#### Kutipan teks

- Back to Home »
- Kisah Ajaib Bersama Tukang Tambal Ban
Ini kisah yang tak mungkin terlupakan. Pertemuan dengan seorang tukang tambal ban yang benar-benar mengubah hidup. Ternyata benar, membantu orang orang lain itu dapat memudahkan aliran rezeki.
Pagi-pagi buta, dengan berkendara sepeda motor, saya mengantar istri mengikuti pelatihan Guru. Baru setengah perjalanan, tiba-tiba motor mudah oleng ke kanan dan ke kiri. Ketika diperiksa, ban depan gembos. Saya merutuk karena merasa tersinggung.
Bukan apa-apa, saya juga harus membagi waktu ke kantor supaya tidak terlambat. Tetapi ini malah bocor. Akhirnya terpaksa istri naik bus kota. Sementara saya mencari tukang tambal ban terdekat. Nyatanya, sejauh berjalan sambil ngos-ngosan, tak tampak ada tukang tambal ban. Saya memaki habis-habisan.
Untunglah, di dekat sebuah pasar, ketemu juga dengan tukang tambal ban. Dengan semangat segera saja motor saya tepikan. “Maaf pak. Belum operasi. Mungkin nanti siang atau sore. Saya belum tidur,” kata si tukang tambal. Amalaakk, rusuh hati saya. Kemudian dia menujukkan beberapa lokasi tambal ban. Kembali saya merutuk. Jauh nian semua data yang diberikan. Padahal belum sarapan lagi.
Apalagi, dua lokasi tambal ban juga cuma terlihat tulisannya saja. Alias belum muncul tukangnya. Saya melirik jam. Sudah hampir jam delapan. Baru tukang tambal ketiga, saya bisa bernapas lega. Tanpa bicara terlalu banyak, si tukang langsung main tangkas. Cepat dan ringkas sekali, batin saya.
“Sampean duduk saja mas sambil menunggu,” katanya, sembari menunjuk kayu persegi panjang. Namun belum sempat duduk, saya merasakan sakit di perut. Saya jadi ingat, sebelum berangkat saya masih sempatkan minum kopi sisa tadi malem. Mungkin itulah penyebab sakitnya perut. Saya mengamati sekitar, tak ada tanda-tanda toilet. Pinggir jalan semuanya rumah-rumah besar yang tak mungkin saya tumpangi ke toilet.

########
#### Baris data

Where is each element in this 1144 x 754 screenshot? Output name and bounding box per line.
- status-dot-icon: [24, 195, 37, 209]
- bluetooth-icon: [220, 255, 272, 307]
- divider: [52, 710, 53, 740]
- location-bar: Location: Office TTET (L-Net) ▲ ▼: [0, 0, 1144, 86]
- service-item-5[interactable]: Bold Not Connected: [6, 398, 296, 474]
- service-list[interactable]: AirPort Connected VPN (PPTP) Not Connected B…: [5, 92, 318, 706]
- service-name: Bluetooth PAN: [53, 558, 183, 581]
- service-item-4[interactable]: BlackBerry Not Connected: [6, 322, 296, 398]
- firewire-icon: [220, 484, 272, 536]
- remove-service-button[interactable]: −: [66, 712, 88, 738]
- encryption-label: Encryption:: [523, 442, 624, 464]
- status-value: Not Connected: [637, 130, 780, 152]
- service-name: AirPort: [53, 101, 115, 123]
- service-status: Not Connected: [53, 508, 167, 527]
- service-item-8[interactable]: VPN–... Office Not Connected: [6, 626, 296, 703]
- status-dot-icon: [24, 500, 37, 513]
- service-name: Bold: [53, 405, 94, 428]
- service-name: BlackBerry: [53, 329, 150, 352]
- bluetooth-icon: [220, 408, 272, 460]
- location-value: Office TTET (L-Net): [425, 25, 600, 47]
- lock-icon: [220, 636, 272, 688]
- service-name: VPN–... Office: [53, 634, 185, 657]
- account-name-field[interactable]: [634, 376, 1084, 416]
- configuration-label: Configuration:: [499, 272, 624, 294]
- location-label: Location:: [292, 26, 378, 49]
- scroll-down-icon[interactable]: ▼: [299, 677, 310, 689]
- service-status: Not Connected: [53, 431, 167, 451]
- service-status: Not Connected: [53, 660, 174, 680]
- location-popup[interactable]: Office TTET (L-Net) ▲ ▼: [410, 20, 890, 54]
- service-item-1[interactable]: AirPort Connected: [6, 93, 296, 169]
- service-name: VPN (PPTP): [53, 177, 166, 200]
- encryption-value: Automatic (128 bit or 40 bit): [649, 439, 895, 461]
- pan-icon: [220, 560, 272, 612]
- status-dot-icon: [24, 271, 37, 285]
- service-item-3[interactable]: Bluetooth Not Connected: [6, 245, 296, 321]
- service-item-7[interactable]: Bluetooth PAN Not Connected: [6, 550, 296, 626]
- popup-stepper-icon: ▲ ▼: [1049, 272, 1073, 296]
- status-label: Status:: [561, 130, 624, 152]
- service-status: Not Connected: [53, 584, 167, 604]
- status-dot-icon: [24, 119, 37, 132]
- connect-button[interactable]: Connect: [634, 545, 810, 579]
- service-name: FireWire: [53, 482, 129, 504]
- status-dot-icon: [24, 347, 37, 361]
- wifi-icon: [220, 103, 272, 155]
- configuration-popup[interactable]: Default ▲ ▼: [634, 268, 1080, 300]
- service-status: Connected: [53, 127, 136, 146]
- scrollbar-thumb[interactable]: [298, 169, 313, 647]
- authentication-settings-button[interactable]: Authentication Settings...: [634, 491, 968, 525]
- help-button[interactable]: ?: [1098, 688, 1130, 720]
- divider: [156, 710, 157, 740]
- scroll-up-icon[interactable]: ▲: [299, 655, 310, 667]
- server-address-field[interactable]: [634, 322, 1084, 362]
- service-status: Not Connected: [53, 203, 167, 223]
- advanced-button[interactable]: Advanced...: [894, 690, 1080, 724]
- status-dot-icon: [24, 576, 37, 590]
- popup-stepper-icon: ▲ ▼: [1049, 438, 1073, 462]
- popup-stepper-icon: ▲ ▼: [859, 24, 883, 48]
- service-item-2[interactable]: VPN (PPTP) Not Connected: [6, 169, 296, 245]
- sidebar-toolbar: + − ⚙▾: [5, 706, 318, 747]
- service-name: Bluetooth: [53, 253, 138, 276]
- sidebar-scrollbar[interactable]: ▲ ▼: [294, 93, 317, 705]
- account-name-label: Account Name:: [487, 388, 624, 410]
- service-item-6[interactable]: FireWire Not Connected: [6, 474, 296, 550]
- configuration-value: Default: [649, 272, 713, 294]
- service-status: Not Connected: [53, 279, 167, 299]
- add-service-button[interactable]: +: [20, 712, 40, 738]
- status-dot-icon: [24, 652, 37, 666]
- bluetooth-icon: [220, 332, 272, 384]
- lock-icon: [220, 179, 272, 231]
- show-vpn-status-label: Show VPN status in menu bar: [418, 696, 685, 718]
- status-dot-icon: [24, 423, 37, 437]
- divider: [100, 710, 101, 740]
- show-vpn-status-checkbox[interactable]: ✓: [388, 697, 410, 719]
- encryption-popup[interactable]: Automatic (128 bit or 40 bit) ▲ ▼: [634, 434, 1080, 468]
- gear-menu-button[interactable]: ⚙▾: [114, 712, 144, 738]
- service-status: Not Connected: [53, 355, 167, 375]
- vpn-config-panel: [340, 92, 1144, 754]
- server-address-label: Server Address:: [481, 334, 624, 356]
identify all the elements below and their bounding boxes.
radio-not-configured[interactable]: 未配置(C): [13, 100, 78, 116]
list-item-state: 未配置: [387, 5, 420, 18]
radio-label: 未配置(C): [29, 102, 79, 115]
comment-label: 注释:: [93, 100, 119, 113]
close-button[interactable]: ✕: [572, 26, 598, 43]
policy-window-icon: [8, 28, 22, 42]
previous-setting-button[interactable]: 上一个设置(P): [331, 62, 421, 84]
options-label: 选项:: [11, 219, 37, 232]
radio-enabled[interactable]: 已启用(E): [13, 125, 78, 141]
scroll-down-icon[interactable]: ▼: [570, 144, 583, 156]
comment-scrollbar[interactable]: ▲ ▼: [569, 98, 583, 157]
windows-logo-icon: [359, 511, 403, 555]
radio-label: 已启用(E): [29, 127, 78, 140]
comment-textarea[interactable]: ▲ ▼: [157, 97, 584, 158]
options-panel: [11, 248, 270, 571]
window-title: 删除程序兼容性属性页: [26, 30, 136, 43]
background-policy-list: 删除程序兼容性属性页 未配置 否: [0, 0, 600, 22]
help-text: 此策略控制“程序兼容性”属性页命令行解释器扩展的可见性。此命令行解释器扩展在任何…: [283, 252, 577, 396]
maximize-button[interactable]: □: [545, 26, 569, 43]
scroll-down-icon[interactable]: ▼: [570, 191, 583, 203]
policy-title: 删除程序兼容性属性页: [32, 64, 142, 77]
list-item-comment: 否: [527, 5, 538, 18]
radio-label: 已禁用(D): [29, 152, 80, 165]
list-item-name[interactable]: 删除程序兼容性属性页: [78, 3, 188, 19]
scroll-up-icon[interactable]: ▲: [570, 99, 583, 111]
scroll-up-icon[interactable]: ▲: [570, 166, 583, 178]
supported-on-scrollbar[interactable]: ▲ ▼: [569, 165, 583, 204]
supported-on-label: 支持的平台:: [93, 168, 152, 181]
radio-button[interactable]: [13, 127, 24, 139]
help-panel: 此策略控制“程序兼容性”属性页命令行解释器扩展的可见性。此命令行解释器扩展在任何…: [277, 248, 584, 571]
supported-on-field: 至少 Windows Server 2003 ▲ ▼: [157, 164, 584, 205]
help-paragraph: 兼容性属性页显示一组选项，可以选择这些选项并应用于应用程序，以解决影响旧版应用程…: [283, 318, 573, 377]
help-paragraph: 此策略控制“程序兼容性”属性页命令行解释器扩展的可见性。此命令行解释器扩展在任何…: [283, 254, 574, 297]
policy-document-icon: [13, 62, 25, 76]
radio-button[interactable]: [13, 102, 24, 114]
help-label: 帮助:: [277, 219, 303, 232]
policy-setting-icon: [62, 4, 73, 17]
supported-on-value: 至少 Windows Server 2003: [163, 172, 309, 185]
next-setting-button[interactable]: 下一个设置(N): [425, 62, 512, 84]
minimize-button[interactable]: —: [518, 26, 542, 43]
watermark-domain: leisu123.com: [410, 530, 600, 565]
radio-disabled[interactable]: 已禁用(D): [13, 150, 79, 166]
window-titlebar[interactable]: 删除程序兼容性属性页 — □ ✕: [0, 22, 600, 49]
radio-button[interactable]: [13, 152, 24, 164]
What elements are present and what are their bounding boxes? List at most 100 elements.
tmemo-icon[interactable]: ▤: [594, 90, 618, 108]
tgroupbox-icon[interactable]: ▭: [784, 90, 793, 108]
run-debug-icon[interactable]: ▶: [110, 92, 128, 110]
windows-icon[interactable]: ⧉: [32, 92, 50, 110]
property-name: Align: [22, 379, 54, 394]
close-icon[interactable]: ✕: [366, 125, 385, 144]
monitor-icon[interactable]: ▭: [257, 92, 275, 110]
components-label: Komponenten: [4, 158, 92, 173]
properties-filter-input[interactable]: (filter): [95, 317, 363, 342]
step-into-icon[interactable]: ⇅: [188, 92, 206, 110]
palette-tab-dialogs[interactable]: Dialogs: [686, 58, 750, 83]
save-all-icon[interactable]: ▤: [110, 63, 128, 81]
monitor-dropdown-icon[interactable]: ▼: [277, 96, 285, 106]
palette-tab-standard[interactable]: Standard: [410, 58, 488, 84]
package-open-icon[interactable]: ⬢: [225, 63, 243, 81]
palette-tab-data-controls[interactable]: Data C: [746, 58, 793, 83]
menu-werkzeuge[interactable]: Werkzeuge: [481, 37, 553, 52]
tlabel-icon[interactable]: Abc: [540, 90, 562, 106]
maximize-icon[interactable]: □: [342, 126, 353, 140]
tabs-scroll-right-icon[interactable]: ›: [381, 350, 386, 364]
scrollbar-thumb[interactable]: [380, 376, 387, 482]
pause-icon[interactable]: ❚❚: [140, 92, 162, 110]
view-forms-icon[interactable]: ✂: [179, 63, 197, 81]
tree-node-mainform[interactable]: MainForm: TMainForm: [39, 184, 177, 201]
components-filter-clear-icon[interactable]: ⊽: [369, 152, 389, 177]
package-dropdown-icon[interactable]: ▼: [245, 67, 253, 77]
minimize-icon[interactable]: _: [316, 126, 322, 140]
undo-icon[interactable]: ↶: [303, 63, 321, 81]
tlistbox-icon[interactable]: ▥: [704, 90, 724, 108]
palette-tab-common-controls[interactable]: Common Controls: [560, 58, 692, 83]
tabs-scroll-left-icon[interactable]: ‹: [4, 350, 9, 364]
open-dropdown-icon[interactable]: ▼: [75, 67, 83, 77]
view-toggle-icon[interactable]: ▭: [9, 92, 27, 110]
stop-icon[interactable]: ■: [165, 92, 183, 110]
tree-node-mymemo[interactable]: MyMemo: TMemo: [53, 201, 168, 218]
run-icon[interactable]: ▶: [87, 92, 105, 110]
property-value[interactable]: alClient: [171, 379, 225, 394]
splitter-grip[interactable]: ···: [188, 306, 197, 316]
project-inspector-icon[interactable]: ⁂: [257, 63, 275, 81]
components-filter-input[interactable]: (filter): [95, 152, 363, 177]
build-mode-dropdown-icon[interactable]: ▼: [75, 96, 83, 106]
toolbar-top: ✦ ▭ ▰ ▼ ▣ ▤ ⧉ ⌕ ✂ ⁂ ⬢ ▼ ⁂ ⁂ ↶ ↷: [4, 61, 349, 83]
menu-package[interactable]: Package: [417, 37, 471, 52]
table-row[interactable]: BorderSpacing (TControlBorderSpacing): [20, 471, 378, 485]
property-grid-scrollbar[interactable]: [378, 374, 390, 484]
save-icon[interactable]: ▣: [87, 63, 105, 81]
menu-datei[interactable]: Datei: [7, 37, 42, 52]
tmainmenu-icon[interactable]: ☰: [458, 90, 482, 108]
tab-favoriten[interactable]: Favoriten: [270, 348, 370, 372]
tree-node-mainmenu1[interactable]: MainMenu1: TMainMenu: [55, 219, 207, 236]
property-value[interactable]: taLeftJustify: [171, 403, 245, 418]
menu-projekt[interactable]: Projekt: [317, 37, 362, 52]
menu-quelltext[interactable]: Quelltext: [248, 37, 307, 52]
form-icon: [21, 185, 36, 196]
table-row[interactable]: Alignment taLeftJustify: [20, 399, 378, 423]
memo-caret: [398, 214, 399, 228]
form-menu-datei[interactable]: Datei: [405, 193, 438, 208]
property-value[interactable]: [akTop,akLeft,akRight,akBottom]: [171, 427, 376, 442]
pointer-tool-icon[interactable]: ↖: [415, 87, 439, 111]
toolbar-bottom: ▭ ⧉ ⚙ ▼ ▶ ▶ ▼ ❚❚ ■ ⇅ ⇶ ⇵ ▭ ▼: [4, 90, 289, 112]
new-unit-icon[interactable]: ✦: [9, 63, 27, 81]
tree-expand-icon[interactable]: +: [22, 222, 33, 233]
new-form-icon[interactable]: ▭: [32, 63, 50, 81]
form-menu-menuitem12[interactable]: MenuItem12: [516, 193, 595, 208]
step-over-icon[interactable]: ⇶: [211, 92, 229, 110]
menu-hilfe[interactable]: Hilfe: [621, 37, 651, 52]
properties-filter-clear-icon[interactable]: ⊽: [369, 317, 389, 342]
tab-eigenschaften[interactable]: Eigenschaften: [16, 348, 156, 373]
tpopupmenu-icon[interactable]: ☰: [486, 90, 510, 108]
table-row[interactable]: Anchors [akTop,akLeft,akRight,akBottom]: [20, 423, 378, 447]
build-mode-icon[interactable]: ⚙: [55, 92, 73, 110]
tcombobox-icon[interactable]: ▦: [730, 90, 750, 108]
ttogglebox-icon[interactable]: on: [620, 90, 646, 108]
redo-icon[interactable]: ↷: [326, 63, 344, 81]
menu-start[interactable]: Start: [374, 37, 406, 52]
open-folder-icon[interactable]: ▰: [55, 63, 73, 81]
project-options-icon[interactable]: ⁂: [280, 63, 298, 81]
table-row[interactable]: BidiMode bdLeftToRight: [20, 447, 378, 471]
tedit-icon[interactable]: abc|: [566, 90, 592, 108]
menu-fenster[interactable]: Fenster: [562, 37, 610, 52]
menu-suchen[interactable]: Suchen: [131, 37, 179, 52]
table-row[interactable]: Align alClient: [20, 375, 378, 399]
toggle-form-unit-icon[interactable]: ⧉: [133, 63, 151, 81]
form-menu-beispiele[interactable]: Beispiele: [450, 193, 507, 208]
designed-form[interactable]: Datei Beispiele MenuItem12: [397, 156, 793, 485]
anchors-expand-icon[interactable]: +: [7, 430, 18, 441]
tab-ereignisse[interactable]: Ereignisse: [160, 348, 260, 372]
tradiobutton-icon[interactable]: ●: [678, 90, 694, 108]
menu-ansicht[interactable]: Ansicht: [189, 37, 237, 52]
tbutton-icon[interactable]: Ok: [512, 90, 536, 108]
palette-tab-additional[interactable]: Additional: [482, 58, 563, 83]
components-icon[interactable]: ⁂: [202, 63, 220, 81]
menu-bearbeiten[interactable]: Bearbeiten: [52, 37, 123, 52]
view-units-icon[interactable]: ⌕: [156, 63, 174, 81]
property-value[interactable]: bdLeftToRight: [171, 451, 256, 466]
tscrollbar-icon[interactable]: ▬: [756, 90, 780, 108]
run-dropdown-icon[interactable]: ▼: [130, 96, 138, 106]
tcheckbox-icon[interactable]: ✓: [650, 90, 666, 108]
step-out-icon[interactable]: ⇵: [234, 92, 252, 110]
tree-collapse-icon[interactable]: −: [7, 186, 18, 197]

########

» **Petunjuk**
1. Dalam kisah tentang tukang tambal ban itu, ban motor bagian mana yang gembos?
2. Tuliskan lanjutan kisah tentang tukang tambal ban itu, mulai sesudah kalimat terakhirnya.
Baris-baris data itu sama sekali tidak dipakai di sini.

» **Jawaban**
1. Ban depan.

2.
“Pak, saya kan sedang sakit perut ya. Kira-kira di mana ya pak, ada toilet?” pak tukang tambal ban menoleh. Ia tampak berpikir sebentar. Ia menoleh ke arah depan. Saya baru paham maksudnya. Di depan, tepat sebrang jalan, terdapat sungai besar Kali Mas. Sungai besar itu dibentang jalan dengan jembatan melegkung. Tapi, mana mungkin buang hajat di sungai besar begitu? Bisa keliatan semua pengendara jalan ya lumayan memalukan tokh?
“Masak di sungai pak? Apa tidak ada tempat lain?”
“Bukan di sungainya mas. Tapi di bawah jembatannya.”
“Bawah jembatan?? Maksudnya?”
“Coba nanti sampean sebrangi jalan. Turun di sisi jembatan. Tepat di bawah jembatan kan ada pembatas sungainya. Sampean beolnya pas di bawah jembatan itu. Di situ juga tempat saya tidur..”
Saya melongo. Tempat tidur??
“Sampean bingung? Mari saya antar saja,” tukas pak Tamban Ban. Kami bersama menyebrang jalan. Saat tiba di pinggir sungai, ternyata tepi pagar sungai memiliki jalan kecil berukuran setengah meter. Kami melompat ke jalan kecil. Pak Tambal Ban menunjuk ke bawah Jembatan. Di sana, terlihat pagar bambu yang menutupi batas antara luar dan dalam jembatan.
“Sampean buka pintunya. Masuklah, di sana ada tempat tidur saya. Ada tangga turun ke sungai juga. Hati-hati ya mas..” jelasnya detil. Saya segera bergerak, sementara pak Tambal Ban naik kembali ke atas jalan raya.
Saya termangu saat pintu dibuka. Pas di tengah jembatan, terlihat bangunan kecil yang dipagar kayu dan kardus. Sepertinya, itulah rumah yang dimaksud pak Tambal Ban. Saya mengelus dada. Bagaimana ia bisa betah tidur di tempat macam ini. Apa ia tidak khawatir, tiba-tiba air sungai meluap?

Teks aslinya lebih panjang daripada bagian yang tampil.